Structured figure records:
####
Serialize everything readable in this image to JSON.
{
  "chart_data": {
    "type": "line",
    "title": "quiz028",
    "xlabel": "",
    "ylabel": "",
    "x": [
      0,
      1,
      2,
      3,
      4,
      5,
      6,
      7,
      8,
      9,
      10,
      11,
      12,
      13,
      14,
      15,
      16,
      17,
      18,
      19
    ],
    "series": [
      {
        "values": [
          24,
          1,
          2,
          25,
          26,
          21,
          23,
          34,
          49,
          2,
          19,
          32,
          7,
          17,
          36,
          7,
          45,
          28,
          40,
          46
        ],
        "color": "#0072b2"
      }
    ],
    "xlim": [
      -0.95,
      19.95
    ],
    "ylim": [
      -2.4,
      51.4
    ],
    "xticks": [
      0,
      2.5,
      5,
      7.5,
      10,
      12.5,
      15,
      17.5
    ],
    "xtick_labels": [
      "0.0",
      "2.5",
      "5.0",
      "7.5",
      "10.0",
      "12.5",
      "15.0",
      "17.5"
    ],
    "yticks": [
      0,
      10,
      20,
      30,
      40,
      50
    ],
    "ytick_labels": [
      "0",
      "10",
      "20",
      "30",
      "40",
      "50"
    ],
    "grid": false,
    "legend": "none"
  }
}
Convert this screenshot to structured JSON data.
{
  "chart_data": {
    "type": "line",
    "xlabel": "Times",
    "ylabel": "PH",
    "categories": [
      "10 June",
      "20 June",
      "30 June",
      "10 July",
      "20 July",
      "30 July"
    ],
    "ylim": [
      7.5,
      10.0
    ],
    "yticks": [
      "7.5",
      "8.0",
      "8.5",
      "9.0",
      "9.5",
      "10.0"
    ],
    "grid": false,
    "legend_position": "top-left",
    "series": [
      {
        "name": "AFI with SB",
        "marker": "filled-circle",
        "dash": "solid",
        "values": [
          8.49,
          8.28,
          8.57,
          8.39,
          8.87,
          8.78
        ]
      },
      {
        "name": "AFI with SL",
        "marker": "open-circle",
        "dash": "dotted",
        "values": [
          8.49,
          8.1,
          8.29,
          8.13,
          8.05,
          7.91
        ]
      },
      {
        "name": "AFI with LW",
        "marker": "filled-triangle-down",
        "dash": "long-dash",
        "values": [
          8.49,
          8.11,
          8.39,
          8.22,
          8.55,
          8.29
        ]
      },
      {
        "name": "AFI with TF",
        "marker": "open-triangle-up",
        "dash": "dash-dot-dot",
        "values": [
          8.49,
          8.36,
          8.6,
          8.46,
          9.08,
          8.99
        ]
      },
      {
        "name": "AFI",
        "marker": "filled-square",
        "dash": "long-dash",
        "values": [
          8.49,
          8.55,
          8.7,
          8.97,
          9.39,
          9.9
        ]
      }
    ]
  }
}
####
Gather each line of the listing containing the word "open" and show it.

        "marker": "open-circle",
        "marker": "open-triangle-up",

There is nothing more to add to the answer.